* Start Exercise data *

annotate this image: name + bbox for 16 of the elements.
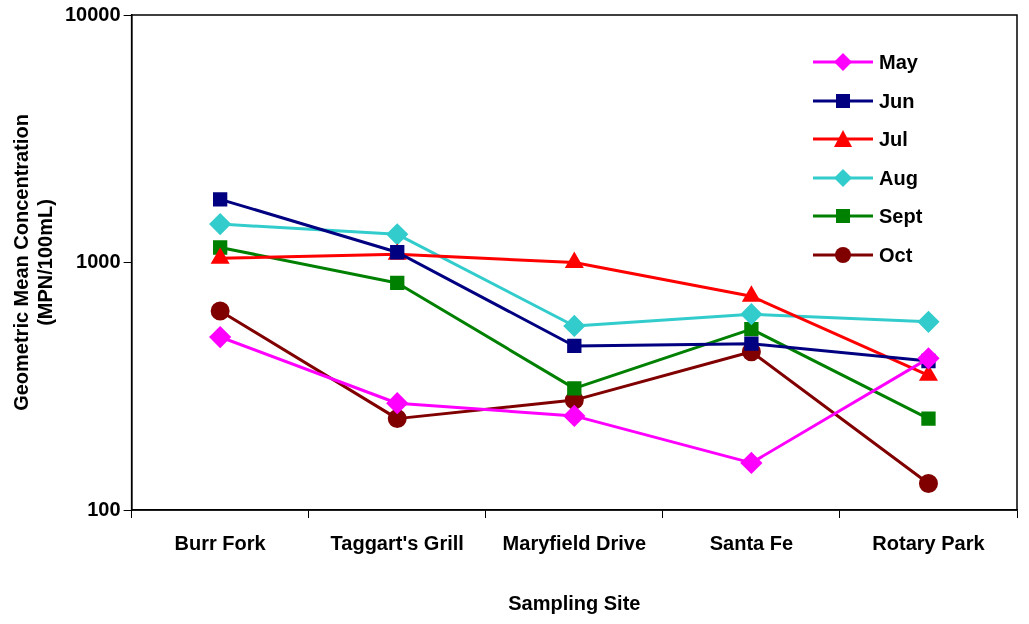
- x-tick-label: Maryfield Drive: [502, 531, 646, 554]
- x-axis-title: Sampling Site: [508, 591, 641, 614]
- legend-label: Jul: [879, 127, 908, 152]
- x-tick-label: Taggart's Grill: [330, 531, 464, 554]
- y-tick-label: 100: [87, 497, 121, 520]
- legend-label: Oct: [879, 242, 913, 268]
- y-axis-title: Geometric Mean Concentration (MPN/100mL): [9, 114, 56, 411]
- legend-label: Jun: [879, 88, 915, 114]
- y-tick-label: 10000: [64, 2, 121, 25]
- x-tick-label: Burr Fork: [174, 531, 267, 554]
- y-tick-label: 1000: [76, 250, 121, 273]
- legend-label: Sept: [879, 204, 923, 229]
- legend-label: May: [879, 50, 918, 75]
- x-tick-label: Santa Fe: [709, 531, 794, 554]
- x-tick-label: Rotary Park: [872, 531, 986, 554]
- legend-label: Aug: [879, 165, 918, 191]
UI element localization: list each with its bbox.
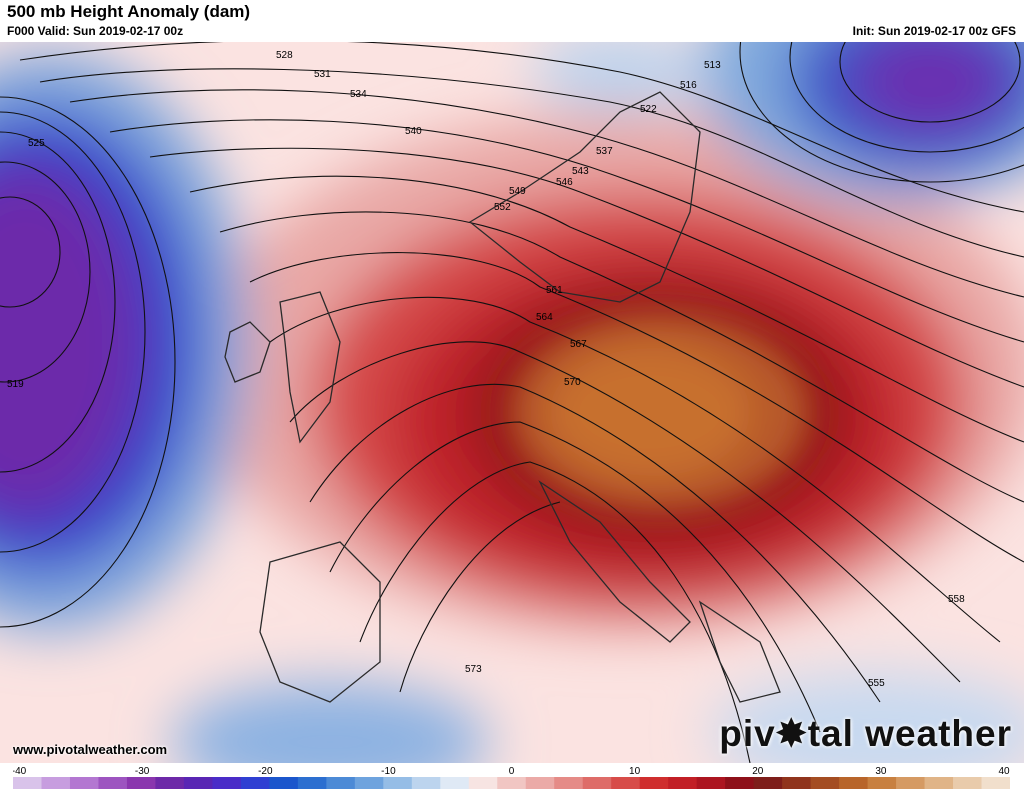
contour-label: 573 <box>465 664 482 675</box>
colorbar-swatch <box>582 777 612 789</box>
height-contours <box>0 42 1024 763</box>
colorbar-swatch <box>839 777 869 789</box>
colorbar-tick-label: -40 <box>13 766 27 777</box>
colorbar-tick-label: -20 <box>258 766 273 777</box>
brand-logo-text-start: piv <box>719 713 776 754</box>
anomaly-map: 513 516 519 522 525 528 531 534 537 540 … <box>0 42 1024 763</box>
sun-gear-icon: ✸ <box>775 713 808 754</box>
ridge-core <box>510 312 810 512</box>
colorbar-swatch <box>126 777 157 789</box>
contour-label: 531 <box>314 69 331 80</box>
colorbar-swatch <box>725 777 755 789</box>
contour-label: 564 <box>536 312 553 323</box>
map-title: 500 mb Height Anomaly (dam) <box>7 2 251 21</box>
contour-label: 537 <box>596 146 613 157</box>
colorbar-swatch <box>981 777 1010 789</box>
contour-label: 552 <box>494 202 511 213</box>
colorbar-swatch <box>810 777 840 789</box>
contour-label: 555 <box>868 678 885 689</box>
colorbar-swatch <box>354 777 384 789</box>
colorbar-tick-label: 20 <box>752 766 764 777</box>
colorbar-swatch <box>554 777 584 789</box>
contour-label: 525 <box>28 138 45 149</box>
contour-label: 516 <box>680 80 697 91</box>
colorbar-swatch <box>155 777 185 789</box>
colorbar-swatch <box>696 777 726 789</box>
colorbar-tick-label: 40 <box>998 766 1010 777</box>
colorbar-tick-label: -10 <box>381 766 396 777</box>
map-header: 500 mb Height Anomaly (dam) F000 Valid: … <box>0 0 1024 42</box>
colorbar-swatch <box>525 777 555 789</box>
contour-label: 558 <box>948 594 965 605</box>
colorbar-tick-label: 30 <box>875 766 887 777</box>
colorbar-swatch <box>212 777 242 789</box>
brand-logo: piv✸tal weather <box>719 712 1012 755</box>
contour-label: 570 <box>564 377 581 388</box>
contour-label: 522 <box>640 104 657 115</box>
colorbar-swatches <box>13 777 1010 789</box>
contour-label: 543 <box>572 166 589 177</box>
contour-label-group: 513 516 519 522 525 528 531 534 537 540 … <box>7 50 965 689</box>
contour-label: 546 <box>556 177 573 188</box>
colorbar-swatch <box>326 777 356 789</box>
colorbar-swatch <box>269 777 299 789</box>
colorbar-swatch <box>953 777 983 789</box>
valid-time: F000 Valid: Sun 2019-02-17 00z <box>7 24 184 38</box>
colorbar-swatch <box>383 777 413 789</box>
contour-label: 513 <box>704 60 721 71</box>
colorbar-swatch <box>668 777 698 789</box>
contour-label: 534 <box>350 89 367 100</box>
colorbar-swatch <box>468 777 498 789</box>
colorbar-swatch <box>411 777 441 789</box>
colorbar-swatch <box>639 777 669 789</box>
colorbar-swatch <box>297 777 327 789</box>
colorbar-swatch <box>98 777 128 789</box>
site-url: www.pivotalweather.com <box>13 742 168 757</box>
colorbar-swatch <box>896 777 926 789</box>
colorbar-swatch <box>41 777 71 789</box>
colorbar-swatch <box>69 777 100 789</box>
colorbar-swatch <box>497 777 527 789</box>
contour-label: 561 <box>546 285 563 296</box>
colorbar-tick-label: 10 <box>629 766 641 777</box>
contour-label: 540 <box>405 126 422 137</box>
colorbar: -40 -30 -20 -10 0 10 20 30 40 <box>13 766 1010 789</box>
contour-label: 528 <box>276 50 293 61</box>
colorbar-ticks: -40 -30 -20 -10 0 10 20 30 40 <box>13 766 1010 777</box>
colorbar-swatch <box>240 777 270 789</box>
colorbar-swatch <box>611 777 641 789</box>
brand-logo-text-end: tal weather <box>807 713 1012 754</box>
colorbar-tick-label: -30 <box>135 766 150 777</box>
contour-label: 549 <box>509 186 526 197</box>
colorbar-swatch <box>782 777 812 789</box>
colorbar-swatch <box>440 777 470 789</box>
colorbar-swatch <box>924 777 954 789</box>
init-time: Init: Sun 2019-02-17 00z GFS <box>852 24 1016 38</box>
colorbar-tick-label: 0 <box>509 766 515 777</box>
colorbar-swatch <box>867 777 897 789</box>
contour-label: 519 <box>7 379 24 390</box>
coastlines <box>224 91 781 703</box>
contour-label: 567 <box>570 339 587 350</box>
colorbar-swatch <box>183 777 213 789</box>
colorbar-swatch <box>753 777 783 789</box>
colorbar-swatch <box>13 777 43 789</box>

* End Exercise data *

Reproduce the data word for word from the line with "- x-tick-label: Maryfield" up to and including the line with "UI element localization: list".

**Result of this exercise**
- x-tick-label: Maryfield Drive: [502, 531, 646, 554]
- x-axis-title: Sampling Site: [508, 591, 641, 614]
- legend-label: Jul: [879, 127, 908, 152]
- x-tick-label: Taggart's Grill: [330, 531, 464, 554]
- y-tick-label: 100: [87, 497, 121, 520]
- legend-label: Oct: [879, 242, 913, 268]
- y-axis-title: Geometric Mean Concentration (MPN/100mL): [9, 114, 56, 411]
- legend-label: Jun: [879, 88, 915, 114]
- y-tick-label: 10000: [64, 2, 121, 25]
- x-tick-label: Burr Fork: [174, 531, 267, 554]
- y-tick-label: 1000: [76, 250, 121, 273]
- legend-label: Sept: [879, 204, 923, 229]
- legend-label: May: [879, 50, 918, 75]
- x-tick-label: Santa Fe: [709, 531, 794, 554]
- x-tick-label: Rotary Park: [872, 531, 986, 554]
- legend-label: Aug: [879, 165, 918, 191]
UI element localization: list each with its bbox.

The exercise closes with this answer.